WRITTEN INSTRUCTION: Write every entry out again exactly, please, and skip the pictures.

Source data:
+ + +
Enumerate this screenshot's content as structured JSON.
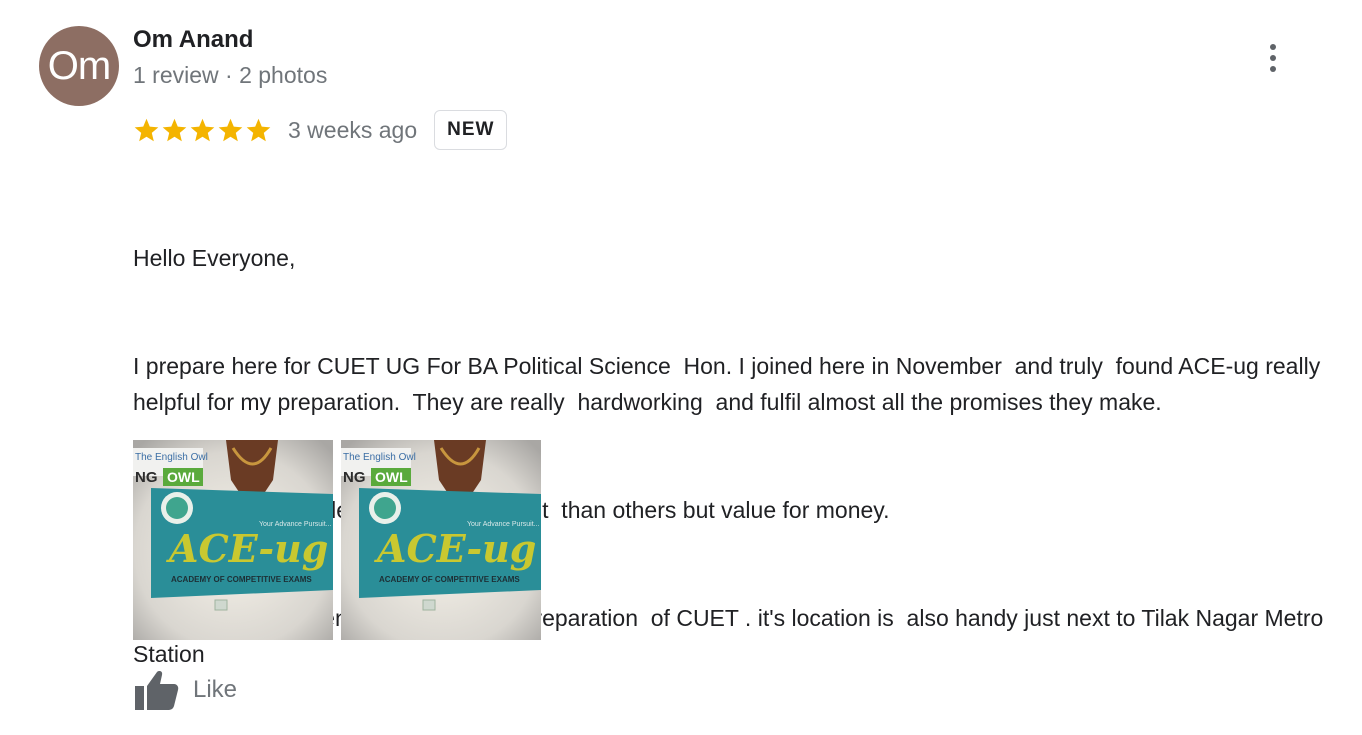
{
  "author": {
    "initials": "Om",
    "name": "Om Anand",
    "meta": "1 review · 2 photos",
    "avatar_color": "#8d6e63"
  },
  "rating": {
    "value": 5,
    "max": 5,
    "star_color": "#f4b400",
    "date": "3 weeks ago",
    "badge": "NEW"
  },
  "review": {
    "lines": [
      "Hello Everyone,",
      "I prepare here for CUET UG For BA Political Science  Hon. I joined here in November  and truly  found ACE-ug really  helpful for my preparation.  They are really  hardworking  and fulfil almost all the promises they make.",
      "The fee some people say a bit exorbitant  than others but value for money.",
      "I strongly  recommend  Ace ug for the preparation  of CUET . it's location is  also handy just next to Tilak Nagar Metro Station"
    ]
  },
  "photos": [
    {
      "sign_label": "ACE-ug",
      "tagline": "Your Advance Pursuit...",
      "subtitle": "ACADEMY OF COMPETITIVE EXAMS",
      "neighbor_text": "The English Owl",
      "neighbor_green": "OWL",
      "neighbor_prefix": "NG"
    },
    {
      "sign_label": "ACE-ug",
      "tagline": "Your Advance Pursuit...",
      "subtitle": "ACADEMY OF COMPETITIVE EXAMS",
      "neighbor_text": "The English Owl",
      "neighbor_green": "OWL",
      "neighbor_prefix": "NG"
    }
  ],
  "actions": {
    "like_label": "Like",
    "more_icon": "more-vert-icon",
    "like_icon": "thumb-up-icon"
  },
  "colors": {
    "text_primary": "#202124",
    "text_secondary": "#70757a",
    "sign_teal": "#2a8e98",
    "sign_yellow": "#c9c830"
  }
}
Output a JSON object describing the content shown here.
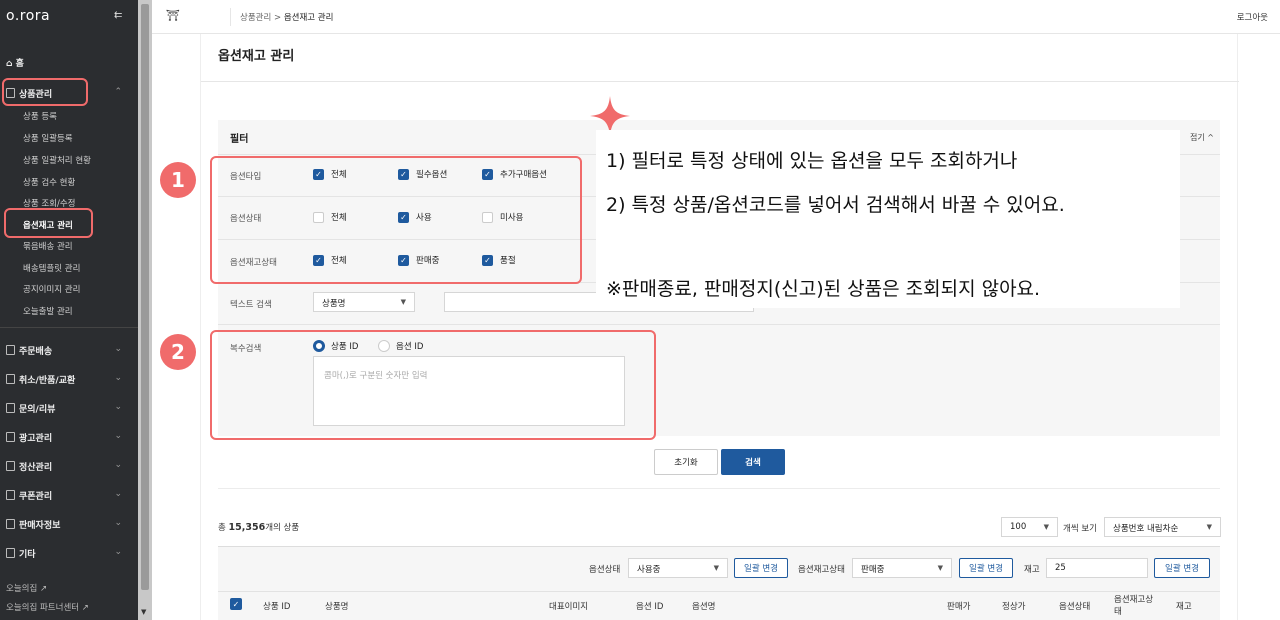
{
  "brand": "o.rora",
  "sidebar": {
    "home": "홈",
    "product_mgmt": "상품관리",
    "sub_items": [
      "상품 등록",
      "상품 일괄등록",
      "상품 일괄처리 현황",
      "상품 검수 현황",
      "상품 조회/수정",
      "옵션재고 관리",
      "묶음배송 관리",
      "배송템플릿 관리",
      "공지이미지 관리",
      "오늘출발 관리"
    ],
    "sections": [
      "주문배송",
      "취소/반품/교환",
      "문의/리뷰",
      "광고관리",
      "정산관리",
      "쿠폰관리",
      "판매자정보",
      "기타"
    ],
    "footer_links": [
      "오늘의집",
      "오늘의집 파트너센터"
    ]
  },
  "topbar": {
    "breadcrumb_parent": "상품관리",
    "breadcrumb_sep": ">",
    "breadcrumb_current": "옵션재고 관리",
    "logout": "로그아웃"
  },
  "page": {
    "title": "옵션재고 관리"
  },
  "filter": {
    "title": "필터",
    "fold": "접기 ^",
    "option_type": {
      "label": "옵션타입",
      "options": [
        {
          "label": "전체",
          "checked": true
        },
        {
          "label": "필수옵션",
          "checked": true
        },
        {
          "label": "추가구매옵션",
          "checked": true
        }
      ]
    },
    "option_status": {
      "label": "옵션상태",
      "options": [
        {
          "label": "전체",
          "checked": false
        },
        {
          "label": "사용",
          "checked": true
        },
        {
          "label": "미사용",
          "checked": false
        }
      ]
    },
    "stock_status": {
      "label": "옵션재고상태",
      "options": [
        {
          "label": "전체",
          "checked": true
        },
        {
          "label": "판매중",
          "checked": true
        },
        {
          "label": "품절",
          "checked": true
        }
      ]
    },
    "text_search": {
      "label": "텍스트 검색",
      "select_value": "상품명",
      "input_value": ""
    },
    "multi_search": {
      "label": "복수검색",
      "radio_selected": "상품 ID",
      "radio_other": "옵션 ID",
      "placeholder": "콤마(,)로 구분된 숫자만 입력"
    },
    "reset_label": "초기화",
    "search_label": "검색"
  },
  "results": {
    "total_prefix": "총",
    "total_count": "15,356",
    "total_suffix": "개의 상품",
    "page_size": "100",
    "page_size_label": "개씩 보기",
    "sort": "상품번호 내림차순",
    "bulk": {
      "option_status_label": "옵션상태",
      "option_status_value": "사용중",
      "apply_label": "일괄 변경",
      "stock_status_label": "옵션재고상태",
      "stock_status_value": "판매중",
      "stock_label": "재고",
      "stock_value": "25"
    },
    "columns": [
      "상품 ID",
      "상품명",
      "대표이미지",
      "옵션 ID",
      "옵션명",
      "판매가",
      "정상가",
      "옵션상태",
      "옵션재고상",
      "태",
      "재고"
    ]
  },
  "overlay": {
    "line1": "1) 필터로 특정 상태에 있는 옵션을 모두 조회하거나",
    "line2": "2) 특정 상품/옵션코드를 넣어서 검색해서 바꿀 수 있어요.",
    "note": "※판매종료, 판매정지(신고)된 상품은 조회되지 않아요.",
    "badge1": "1",
    "badge2": "2"
  },
  "colors": {
    "accent": "#1f5a9e",
    "highlight": "#f06b6b",
    "sidebar_bg": "#2b2d30"
  }
}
+ + +
SOLUTION TO THE PROBLEM:
Enumerate this screenshot's content as structured JSON.
{
  "author": {
    "initials": "Om",
    "name": "Om Anand",
    "meta": "1 review · 2 photos",
    "avatar_color": "#8d6e63"
  },
  "rating": {
    "value": 5,
    "max": 5,
    "star_color": "#f4b400",
    "date": "3 weeks ago",
    "badge": "NEW"
  },
  "review": {
    "lines": [
      "Hello Everyone,",
      "I prepare here for CUET UG For BA Political Science  Hon. I joined here in November  and truly  found ACE-ug really  helpful for my preparation.  They are really  hardworking  and fulfil almost all the promises they make.",
      "The fee some people say a bit exorbitant  than others but value for money.",
      "I strongly  recommend  Ace ug for the preparation  of CUET . it's location is  also handy just next to Tilak Nagar Metro Station"
    ]
  },
  "photos": [
    {
      "sign_label": "ACE-ug",
      "tagline": "Your Advance Pursuit...",
      "subtitle": "ACADEMY OF COMPETITIVE EXAMS",
      "neighbor_text": "The English Owl",
      "neighbor_green": "OWL",
      "neighbor_prefix": "NG"
    },
    {
      "sign_label": "ACE-ug",
      "tagline": "Your Advance Pursuit...",
      "subtitle": "ACADEMY OF COMPETITIVE EXAMS",
      "neighbor_text": "The English Owl",
      "neighbor_green": "OWL",
      "neighbor_prefix": "NG"
    }
  ],
  "actions": {
    "like_label": "Like",
    "more_icon": "more-vert-icon",
    "like_icon": "thumb-up-icon"
  },
  "colors": {
    "text_primary": "#202124",
    "text_secondary": "#70757a",
    "sign_teal": "#2a8e98",
    "sign_yellow": "#c9c830"
  }
}
Output a JSON object describing the content shown here.
{
  "brand": "o.rora",
  "sidebar": {
    "home": "홈",
    "product_mgmt": "상품관리",
    "sub_items": [
      "상품 등록",
      "상품 일괄등록",
      "상품 일괄처리 현황",
      "상품 검수 현황",
      "상품 조회/수정",
      "옵션재고 관리",
      "묶음배송 관리",
      "배송템플릿 관리",
      "공지이미지 관리",
      "오늘출발 관리"
    ],
    "sections": [
      "주문배송",
      "취소/반품/교환",
      "문의/리뷰",
      "광고관리",
      "정산관리",
      "쿠폰관리",
      "판매자정보",
      "기타"
    ],
    "footer_links": [
      "오늘의집",
      "오늘의집 파트너센터"
    ]
  },
  "topbar": {
    "breadcrumb_parent": "상품관리",
    "breadcrumb_sep": ">",
    "breadcrumb_current": "옵션재고 관리",
    "logout": "로그아웃"
  },
  "page": {
    "title": "옵션재고 관리"
  },
  "filter": {
    "title": "필터",
    "fold": "접기 ^",
    "option_type": {
      "label": "옵션타입",
      "options": [
        {
          "label": "전체",
          "checked": true
        },
        {
          "label": "필수옵션",
          "checked": true
        },
        {
          "label": "추가구매옵션",
          "checked": true
        }
      ]
    },
    "option_status": {
      "label": "옵션상태",
      "options": [
        {
          "label": "전체",
          "checked": false
        },
        {
          "label": "사용",
          "checked": true
        },
        {
          "label": "미사용",
          "checked": false
        }
      ]
    },
    "stock_status": {
      "label": "옵션재고상태",
      "options": [
        {
          "label": "전체",
          "checked": true
        },
        {
          "label": "판매중",
          "checked": true
        },
        {
          "label": "품절",
          "checked": true
        }
      ]
    },
    "text_search": {
      "label": "텍스트 검색",
      "select_value": "상품명",
      "input_value": ""
    },
    "multi_search": {
      "label": "복수검색",
      "radio_selected": "상품 ID",
      "radio_other": "옵션 ID",
      "placeholder": "콤마(,)로 구분된 숫자만 입력"
    },
    "reset_label": "초기화",
    "search_label": "검색"
  },
  "results": {
    "total_prefix": "총",
    "total_count": "15,356",
    "total_suffix": "개의 상품",
    "page_size": "100",
    "page_size_label": "개씩 보기",
    "sort": "상품번호 내림차순",
    "bulk": {
      "option_status_label": "옵션상태",
      "option_status_value": "사용중",
      "apply_label": "일괄 변경",
      "stock_status_label": "옵션재고상태",
      "stock_status_value": "판매중",
      "stock_label": "재고",
      "stock_value": "25"
    },
    "columns": [
      "상품 ID",
      "상품명",
      "대표이미지",
      "옵션 ID",
      "옵션명",
      "판매가",
      "정상가",
      "옵션상태",
      "옵션재고상",
      "태",
      "재고"
    ]
  },
  "overlay": {
    "line1": "1) 필터로 특정 상태에 있는 옵션을 모두 조회하거나",
    "line2": "2) 특정 상품/옵션코드를 넣어서 검색해서 바꿀 수 있어요.",
    "note": "※판매종료, 판매정지(신고)된 상품은 조회되지 않아요.",
    "badge1": "1",
    "badge2": "2"
  },
  "colors": {
    "accent": "#1f5a9e",
    "highlight": "#f06b6b",
    "sidebar_bg": "#2b2d30"
  }
}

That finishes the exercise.